## Data to process

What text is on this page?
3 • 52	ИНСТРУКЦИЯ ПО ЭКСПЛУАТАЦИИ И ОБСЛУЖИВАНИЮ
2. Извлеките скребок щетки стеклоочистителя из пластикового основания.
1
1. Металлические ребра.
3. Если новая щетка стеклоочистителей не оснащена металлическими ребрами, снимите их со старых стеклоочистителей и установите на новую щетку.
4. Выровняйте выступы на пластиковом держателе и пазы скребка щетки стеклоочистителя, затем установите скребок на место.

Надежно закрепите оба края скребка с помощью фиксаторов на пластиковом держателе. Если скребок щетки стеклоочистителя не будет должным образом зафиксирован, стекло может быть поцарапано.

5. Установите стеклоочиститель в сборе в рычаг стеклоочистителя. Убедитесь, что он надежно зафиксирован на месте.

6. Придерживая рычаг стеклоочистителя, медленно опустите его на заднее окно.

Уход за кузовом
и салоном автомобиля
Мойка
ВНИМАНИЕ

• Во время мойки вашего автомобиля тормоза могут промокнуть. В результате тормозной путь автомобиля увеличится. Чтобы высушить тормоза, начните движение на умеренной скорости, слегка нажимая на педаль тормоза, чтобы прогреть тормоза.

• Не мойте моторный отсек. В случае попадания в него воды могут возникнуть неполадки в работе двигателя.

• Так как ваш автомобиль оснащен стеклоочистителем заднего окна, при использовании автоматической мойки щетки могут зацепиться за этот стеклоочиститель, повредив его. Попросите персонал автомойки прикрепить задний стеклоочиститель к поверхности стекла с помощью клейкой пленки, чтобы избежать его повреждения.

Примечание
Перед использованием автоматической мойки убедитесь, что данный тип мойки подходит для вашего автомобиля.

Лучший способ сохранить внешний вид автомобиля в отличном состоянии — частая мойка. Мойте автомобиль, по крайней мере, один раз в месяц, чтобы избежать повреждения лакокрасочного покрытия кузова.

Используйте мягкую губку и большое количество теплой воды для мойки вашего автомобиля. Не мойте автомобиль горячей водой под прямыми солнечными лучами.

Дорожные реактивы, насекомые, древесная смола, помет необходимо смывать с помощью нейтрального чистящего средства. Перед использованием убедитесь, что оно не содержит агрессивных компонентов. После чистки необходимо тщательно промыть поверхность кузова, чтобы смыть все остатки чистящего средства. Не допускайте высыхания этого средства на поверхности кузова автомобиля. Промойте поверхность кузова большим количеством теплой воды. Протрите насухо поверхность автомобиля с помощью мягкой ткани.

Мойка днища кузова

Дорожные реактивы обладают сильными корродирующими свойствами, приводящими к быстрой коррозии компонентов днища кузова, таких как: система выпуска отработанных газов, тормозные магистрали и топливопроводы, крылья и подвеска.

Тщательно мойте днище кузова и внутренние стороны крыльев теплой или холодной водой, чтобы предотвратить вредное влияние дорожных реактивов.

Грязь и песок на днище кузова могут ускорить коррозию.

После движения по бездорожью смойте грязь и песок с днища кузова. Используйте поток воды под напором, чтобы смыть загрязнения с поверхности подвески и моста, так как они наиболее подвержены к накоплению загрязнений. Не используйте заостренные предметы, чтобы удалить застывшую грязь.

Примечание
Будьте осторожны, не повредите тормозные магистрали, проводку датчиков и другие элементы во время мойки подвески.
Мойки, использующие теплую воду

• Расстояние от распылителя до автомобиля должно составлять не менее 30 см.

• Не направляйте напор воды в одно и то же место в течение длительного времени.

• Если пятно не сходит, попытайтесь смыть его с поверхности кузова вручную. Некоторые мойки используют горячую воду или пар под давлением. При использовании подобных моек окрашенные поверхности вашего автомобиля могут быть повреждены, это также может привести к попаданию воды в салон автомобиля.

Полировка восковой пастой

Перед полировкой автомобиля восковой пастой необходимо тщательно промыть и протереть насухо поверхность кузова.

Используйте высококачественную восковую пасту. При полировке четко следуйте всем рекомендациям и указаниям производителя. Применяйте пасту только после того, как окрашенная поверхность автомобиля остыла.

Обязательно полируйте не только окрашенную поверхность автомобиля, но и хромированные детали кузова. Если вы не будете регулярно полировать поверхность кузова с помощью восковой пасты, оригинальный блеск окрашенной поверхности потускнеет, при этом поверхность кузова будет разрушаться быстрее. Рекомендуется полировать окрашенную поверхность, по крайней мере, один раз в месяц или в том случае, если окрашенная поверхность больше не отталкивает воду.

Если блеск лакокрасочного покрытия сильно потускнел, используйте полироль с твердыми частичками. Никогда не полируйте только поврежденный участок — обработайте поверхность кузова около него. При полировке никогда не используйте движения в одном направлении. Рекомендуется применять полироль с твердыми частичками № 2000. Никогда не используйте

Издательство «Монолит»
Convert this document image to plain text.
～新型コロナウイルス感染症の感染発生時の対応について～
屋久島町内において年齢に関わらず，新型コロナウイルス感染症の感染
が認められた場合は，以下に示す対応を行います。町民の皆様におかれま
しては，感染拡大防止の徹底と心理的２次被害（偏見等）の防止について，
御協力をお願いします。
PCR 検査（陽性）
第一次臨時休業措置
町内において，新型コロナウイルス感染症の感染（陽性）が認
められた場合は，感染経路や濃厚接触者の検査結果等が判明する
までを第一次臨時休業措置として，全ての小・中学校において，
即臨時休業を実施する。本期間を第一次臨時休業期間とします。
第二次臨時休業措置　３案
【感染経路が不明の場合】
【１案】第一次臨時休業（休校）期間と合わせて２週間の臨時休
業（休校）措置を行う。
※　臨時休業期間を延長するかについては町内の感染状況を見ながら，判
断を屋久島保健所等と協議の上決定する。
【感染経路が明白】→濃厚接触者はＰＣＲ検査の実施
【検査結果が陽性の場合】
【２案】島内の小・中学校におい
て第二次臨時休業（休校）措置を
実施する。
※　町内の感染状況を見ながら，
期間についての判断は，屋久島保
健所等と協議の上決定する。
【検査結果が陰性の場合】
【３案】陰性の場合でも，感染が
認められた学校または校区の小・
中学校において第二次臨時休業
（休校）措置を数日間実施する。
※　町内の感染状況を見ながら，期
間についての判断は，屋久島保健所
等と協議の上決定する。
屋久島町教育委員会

## Goal of the exercise
Return all of the data precisely as it appears.

## Response for this exercise
What text is on this page?
3 • 52	ИНСТРУКЦИЯ ПО ЭКСПЛУАТАЦИИ И ОБСЛУЖИВАНИЮ
2. Извлеките скребок щетки стеклоочистителя из пластикового основания.
1
1. Металлические ребра.
3. Если новая щетка стеклоочистителей не оснащена металлическими ребрами, снимите их со старых стеклоочистителей и установите на новую щетку.
4. Выровняйте выступы на пластиковом держателе и пазы скребка щетки стеклоочистителя, затем установите скребок на место.

Надежно закрепите оба края скребка с помощью фиксаторов на пластиковом держателе. Если скребок щетки стеклоочистителя не будет должным образом зафиксирован, стекло может быть поцарапано.

5. Установите стеклоочиститель в сборе в рычаг стеклоочистителя. Убедитесь, что он надежно зафиксирован на месте.

6. Придерживая рычаг стеклоочистителя, медленно опустите его на заднее окно.

Уход за кузовом
и салоном автомобиля
Мойка
ВНИМАНИЕ

• Во время мойки вашего автомобиля тормоза могут промокнуть. В результате тормозной путь автомобиля увеличится. Чтобы высушить тормоза, начните движение на умеренной скорости, слегка нажимая на педаль тормоза, чтобы прогреть тормоза.

• Не мойте моторный отсек. В случае попадания в него воды могут возникнуть неполадки в работе двигателя.

• Так как ваш автомобиль оснащен стеклоочистителем заднего окна, при использовании автоматической мойки щетки могут зацепиться за этот стеклоочиститель, повредив его. Попросите персонал автомойки прикрепить задний стеклоочиститель к поверхности стекла с помощью клейкой пленки, чтобы избежать его повреждения.

Примечание
Перед использованием автоматической мойки убедитесь, что данный тип мойки подходит для вашего автомобиля.

Лучший способ сохранить внешний вид автомобиля в отличном состоянии — частая мойка. Мойте автомобиль, по крайней мере, один раз в месяц, чтобы избежать повреждения лакокрасочного покрытия кузова.

Используйте мягкую губку и большое количество теплой воды для мойки вашего автомобиля. Не мойте автомобиль горячей водой под прямыми солнечными лучами.

Дорожные реактивы, насекомые, древесная смола, помет необходимо смывать с помощью нейтрального чистящего средства. Перед использованием убедитесь, что оно не содержит агрессивных компонентов. После чистки необходимо тщательно промыть поверхность кузова, чтобы смыть все остатки чистящего средства. Не допускайте высыхания этого средства на поверхности кузова автомобиля. Промойте поверхность кузова большим количеством теплой воды. Протрите насухо поверхность автомобиля с помощью мягкой ткани.

Мойка днища кузова

Дорожные реактивы обладают сильными корродирующими свойствами, приводящими к быстрой коррозии компонентов днища кузова, таких как: система выпуска отработанных газов, тормозные магистрали и топливопроводы, крылья и подвеска.

Тщательно мойте днище кузова и внутренние стороны крыльев теплой или холодной водой, чтобы предотвратить вредное влияние дорожных реактивов.

Грязь и песок на днище кузова могут ускорить коррозию.

После движения по бездорожью смойте грязь и песок с днища кузова. Используйте поток воды под напором, чтобы смыть загрязнения с поверхности подвески и моста, так как они наиболее подвержены к накоплению загрязнений. Не используйте заостренные предметы, чтобы удалить застывшую грязь.

Примечание
Будьте осторожны, не повредите тормозные магистрали, проводку датчиков и другие элементы во время мойки подвески.
Мойки, использующие теплую воду

• Расстояние от распылителя до автомобиля должно составлять не менее 30 см.

• Не направляйте напор воды в одно и то же место в течение длительного времени.

• Если пятно не сходит, попытайтесь смыть его с поверхности кузова вручную. Некоторые мойки используют горячую воду или пар под давлением. При использовании подобных моек окрашенные поверхности вашего автомобиля могут быть повреждены, это также может привести к попаданию воды в салон автомобиля.

Полировка восковой пастой

Перед полировкой автомобиля восковой пастой необходимо тщательно промыть и протереть насухо поверхность кузова.

Используйте высококачественную восковую пасту. При полировке четко следуйте всем рекомендациям и указаниям производителя. Применяйте пасту только после того, как окрашенная поверхность автомобиля остыла.

Обязательно полируйте не только окрашенную поверхность автомобиля, но и хромированные детали кузова. Если вы не будете регулярно полировать поверхность кузова с помощью восковой пасты, оригинальный блеск окрашенной поверхности потускнеет, при этом поверхность кузова будет разрушаться быстрее. Рекомендуется полировать окрашенную поверхность, по крайней мере, один раз в месяц или в том случае, если окрашенная поверхность больше не отталкивает воду.

Если блеск лакокрасочного покрытия сильно потускнел, используйте полироль с твердыми частичками. Никогда не полируйте только поврежденный участок — обработайте поверхность кузова около него. При полировке никогда не используйте движения в одном направлении. Рекомендуется применять полироль с твердыми частичками № 2000. Никогда не используйте

Издательство «Монолит»
Convert this document image to plain text.
～新型コロナウイルス感染症の感染発生時の対応について～
屋久島町内において年齢に関わらず，新型コロナウイルス感染症の感染
が認められた場合は，以下に示す対応を行います。町民の皆様におかれま
しては，感染拡大防止の徹底と心理的２次被害（偏見等）の防止について，
御協力をお願いします。
PCR 検査（陽性）
第一次臨時休業措置
町内において，新型コロナウイルス感染症の感染（陽性）が認
められた場合は，感染経路や濃厚接触者の検査結果等が判明する
までを第一次臨時休業措置として，全ての小・中学校において，
即臨時休業を実施する。本期間を第一次臨時休業期間とします。
第二次臨時休業措置　３案
【感染経路が不明の場合】
【１案】第一次臨時休業（休校）期間と合わせて２週間の臨時休
業（休校）措置を行う。
※　臨時休業期間を延長するかについては町内の感染状況を見ながら，判
断を屋久島保健所等と協議の上決定する。
【感染経路が明白】→濃厚接触者はＰＣＲ検査の実施
【検査結果が陽性の場合】
【２案】島内の小・中学校におい
て第二次臨時休業（休校）措置を
実施する。
※　町内の感染状況を見ながら，
期間についての判断は，屋久島保
健所等と協議の上決定する。
【検査結果が陰性の場合】
【３案】陰性の場合でも，感染が
認められた学校または校区の小・
中学校において第二次臨時休業
（休校）措置を数日間実施する。
※　町内の感染状況を見ながら，期
間についての判断は，屋久島保健所
等と協議の上決定する。
屋久島町教育委員会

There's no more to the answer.